### Source records
——————————

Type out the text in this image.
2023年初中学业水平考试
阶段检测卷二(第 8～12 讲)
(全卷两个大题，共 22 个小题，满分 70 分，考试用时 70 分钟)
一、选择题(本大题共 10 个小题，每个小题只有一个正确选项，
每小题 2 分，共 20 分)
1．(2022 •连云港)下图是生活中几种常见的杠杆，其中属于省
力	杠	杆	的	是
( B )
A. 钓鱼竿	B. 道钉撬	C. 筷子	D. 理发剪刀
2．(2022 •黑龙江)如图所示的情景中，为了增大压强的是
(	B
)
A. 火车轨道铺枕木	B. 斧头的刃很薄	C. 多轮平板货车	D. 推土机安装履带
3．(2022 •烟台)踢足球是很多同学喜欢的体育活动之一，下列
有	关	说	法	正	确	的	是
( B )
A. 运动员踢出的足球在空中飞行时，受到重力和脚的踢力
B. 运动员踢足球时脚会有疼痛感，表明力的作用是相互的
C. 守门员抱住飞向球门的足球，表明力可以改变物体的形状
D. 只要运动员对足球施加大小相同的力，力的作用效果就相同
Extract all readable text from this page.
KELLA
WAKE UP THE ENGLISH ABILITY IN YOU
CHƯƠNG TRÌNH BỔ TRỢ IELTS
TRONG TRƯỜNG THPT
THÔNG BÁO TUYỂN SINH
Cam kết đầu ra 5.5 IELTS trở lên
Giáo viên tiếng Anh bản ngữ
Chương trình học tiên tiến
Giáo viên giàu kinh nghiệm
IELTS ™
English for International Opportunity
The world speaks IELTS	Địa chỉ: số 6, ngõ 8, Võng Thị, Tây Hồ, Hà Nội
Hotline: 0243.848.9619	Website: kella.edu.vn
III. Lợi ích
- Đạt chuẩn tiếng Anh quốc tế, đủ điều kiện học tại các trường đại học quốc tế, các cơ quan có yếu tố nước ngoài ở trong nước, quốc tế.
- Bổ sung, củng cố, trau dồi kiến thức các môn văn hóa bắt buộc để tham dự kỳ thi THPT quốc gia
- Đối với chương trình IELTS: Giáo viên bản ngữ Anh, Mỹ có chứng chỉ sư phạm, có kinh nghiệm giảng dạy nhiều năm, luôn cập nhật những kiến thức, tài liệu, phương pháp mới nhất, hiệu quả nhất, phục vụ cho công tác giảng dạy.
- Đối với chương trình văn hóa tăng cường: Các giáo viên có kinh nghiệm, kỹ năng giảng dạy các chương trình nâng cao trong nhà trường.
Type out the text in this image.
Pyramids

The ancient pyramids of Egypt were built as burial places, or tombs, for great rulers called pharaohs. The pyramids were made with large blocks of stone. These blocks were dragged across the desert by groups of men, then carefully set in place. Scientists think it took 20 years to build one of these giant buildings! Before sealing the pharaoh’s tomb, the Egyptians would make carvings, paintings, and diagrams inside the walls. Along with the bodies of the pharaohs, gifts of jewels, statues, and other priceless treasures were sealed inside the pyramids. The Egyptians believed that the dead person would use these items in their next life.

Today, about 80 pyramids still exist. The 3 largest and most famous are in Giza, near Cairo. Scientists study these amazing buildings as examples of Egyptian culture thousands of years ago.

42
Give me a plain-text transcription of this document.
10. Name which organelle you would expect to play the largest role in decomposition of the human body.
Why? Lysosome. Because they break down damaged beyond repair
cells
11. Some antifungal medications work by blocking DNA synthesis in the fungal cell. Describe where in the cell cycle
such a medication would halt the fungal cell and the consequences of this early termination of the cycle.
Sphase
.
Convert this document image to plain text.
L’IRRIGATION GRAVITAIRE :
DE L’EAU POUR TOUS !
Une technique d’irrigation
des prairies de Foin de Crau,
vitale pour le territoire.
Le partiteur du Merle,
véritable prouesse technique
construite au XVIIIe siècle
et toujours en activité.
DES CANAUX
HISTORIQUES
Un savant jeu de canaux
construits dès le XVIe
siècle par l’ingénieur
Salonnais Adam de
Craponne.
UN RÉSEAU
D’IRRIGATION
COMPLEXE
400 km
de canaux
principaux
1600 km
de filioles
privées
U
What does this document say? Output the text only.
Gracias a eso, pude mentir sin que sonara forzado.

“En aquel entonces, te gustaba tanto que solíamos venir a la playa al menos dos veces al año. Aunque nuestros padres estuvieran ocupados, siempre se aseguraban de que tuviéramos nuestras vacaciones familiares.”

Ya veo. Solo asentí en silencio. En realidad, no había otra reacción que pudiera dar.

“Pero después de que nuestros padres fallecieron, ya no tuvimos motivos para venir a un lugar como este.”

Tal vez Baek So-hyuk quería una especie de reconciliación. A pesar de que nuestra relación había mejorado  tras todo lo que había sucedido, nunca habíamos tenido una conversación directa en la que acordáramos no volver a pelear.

——————————

Check each line of the data above for the string "tiếng", then report how many lines have it, with no other words.

2